▶ Work required: Identify all lines in the data containing the string "name". Copy them out.

Data entries for graphics:
========================
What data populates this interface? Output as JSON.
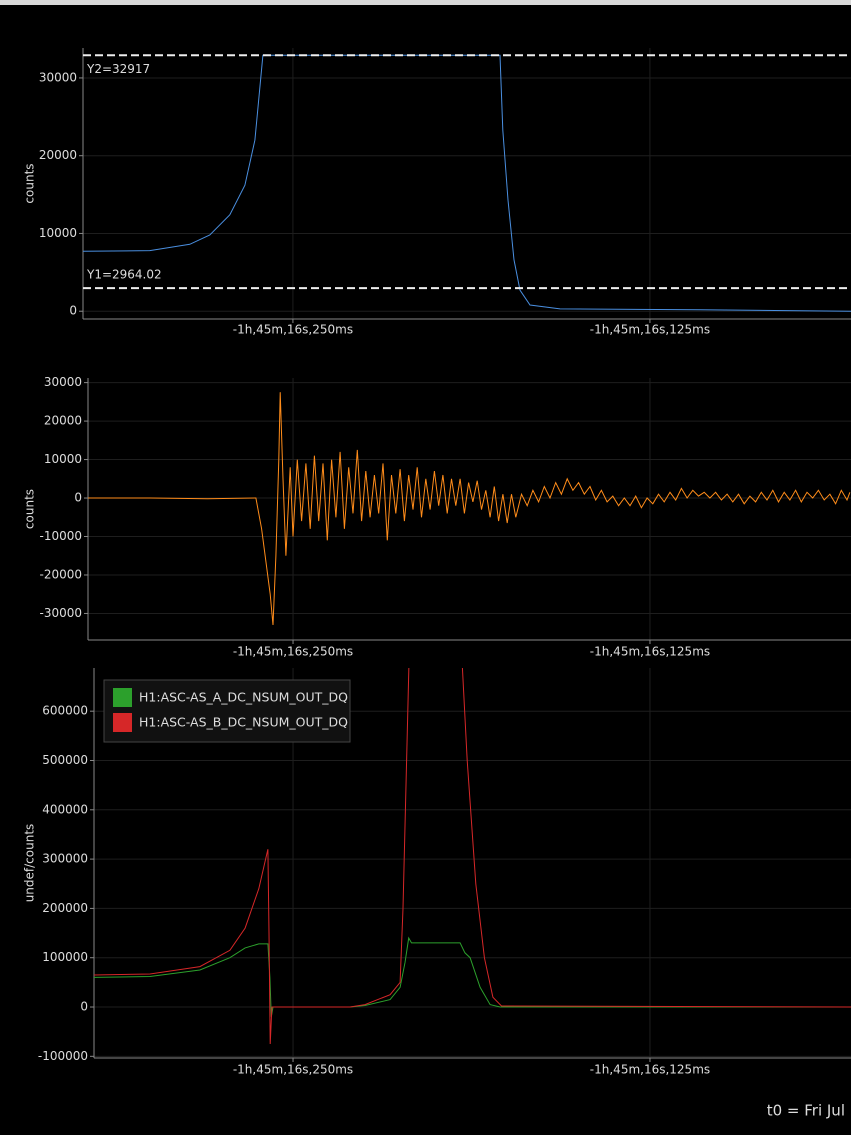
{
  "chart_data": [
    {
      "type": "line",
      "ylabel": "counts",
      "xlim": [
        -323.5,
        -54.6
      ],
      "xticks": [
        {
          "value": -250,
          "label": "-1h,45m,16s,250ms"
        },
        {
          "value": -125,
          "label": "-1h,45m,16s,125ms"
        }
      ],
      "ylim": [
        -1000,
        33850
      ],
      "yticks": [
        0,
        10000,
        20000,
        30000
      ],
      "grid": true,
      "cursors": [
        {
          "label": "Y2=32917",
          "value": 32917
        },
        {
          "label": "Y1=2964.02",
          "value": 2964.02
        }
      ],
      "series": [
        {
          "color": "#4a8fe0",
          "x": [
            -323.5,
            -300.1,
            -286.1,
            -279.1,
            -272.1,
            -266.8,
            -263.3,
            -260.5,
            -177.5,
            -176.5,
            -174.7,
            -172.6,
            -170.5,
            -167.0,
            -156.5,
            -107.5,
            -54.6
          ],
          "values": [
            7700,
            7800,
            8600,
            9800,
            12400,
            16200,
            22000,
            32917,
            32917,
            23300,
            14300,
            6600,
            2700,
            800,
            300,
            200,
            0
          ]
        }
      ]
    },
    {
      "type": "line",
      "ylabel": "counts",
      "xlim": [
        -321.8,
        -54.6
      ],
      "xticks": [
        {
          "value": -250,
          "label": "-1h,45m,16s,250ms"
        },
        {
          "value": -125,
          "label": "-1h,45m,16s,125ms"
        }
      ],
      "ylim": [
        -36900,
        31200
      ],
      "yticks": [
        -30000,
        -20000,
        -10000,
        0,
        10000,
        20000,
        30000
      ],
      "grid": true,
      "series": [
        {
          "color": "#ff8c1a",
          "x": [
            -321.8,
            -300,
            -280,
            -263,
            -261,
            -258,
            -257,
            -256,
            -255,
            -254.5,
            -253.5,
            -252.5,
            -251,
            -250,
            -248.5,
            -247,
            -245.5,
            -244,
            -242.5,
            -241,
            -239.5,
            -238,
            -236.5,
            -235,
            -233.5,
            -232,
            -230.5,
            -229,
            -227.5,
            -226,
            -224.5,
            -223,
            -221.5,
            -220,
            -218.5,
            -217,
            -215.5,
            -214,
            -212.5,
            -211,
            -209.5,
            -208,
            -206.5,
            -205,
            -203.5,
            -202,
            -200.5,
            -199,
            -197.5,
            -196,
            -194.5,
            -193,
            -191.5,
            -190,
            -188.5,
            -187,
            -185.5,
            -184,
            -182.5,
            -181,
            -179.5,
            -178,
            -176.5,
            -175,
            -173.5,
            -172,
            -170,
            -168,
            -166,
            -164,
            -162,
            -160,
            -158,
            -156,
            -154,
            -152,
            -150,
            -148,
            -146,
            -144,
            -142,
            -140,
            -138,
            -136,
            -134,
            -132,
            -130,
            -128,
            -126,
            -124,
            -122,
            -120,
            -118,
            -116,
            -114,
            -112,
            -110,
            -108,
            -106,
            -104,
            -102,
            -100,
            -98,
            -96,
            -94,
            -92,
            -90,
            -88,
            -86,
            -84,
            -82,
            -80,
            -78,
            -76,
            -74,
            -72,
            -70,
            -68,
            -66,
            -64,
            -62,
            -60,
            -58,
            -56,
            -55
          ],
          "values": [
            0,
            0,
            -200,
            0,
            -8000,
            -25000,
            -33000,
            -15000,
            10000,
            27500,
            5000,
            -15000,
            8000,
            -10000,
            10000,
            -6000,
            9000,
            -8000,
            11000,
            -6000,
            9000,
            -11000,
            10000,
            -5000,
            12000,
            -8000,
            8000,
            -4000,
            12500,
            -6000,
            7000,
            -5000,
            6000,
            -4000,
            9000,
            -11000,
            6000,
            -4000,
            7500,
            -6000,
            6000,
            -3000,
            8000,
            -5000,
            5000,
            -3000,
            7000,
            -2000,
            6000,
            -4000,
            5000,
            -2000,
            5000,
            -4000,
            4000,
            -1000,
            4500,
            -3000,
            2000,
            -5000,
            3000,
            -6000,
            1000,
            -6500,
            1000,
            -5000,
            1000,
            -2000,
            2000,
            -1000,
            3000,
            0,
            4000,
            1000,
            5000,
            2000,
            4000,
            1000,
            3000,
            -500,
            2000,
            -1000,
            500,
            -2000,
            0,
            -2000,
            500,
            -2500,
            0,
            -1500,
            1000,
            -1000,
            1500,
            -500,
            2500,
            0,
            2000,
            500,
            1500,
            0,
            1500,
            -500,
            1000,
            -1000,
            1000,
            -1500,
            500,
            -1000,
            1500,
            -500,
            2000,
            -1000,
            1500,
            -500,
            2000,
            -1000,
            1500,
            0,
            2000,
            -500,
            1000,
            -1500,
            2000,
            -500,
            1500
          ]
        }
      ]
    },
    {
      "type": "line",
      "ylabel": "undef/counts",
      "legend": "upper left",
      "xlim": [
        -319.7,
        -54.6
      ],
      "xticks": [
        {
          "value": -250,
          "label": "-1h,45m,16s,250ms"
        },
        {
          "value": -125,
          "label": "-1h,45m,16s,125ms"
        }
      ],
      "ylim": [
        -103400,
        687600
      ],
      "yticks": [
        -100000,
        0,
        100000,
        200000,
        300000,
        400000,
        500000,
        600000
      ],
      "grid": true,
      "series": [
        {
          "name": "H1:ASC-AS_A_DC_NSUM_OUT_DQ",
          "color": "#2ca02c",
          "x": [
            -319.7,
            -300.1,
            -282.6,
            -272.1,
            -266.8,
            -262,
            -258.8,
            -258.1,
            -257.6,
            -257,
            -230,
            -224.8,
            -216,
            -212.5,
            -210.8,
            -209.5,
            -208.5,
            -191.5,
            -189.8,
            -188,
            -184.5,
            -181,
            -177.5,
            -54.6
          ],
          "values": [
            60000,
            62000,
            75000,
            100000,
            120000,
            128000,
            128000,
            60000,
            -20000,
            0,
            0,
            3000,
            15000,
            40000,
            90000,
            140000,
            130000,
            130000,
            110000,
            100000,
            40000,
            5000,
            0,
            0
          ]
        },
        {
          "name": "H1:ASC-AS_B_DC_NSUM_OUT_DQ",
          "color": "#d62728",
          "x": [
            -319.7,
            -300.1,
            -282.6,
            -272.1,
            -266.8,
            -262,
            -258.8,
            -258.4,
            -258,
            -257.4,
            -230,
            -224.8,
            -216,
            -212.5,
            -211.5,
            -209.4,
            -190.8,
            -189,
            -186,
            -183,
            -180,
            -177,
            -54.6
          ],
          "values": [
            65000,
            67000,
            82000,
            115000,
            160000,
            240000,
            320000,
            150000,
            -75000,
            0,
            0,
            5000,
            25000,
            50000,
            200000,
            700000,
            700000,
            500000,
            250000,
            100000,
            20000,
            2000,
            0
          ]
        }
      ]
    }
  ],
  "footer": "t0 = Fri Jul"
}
========================
▶ Answer:
          "name": "H1:ASC-AS_A_DC_NSUM_OUT_DQ",
          "name": "H1:ASC-AS_B_DC_NSUM_OUT_DQ",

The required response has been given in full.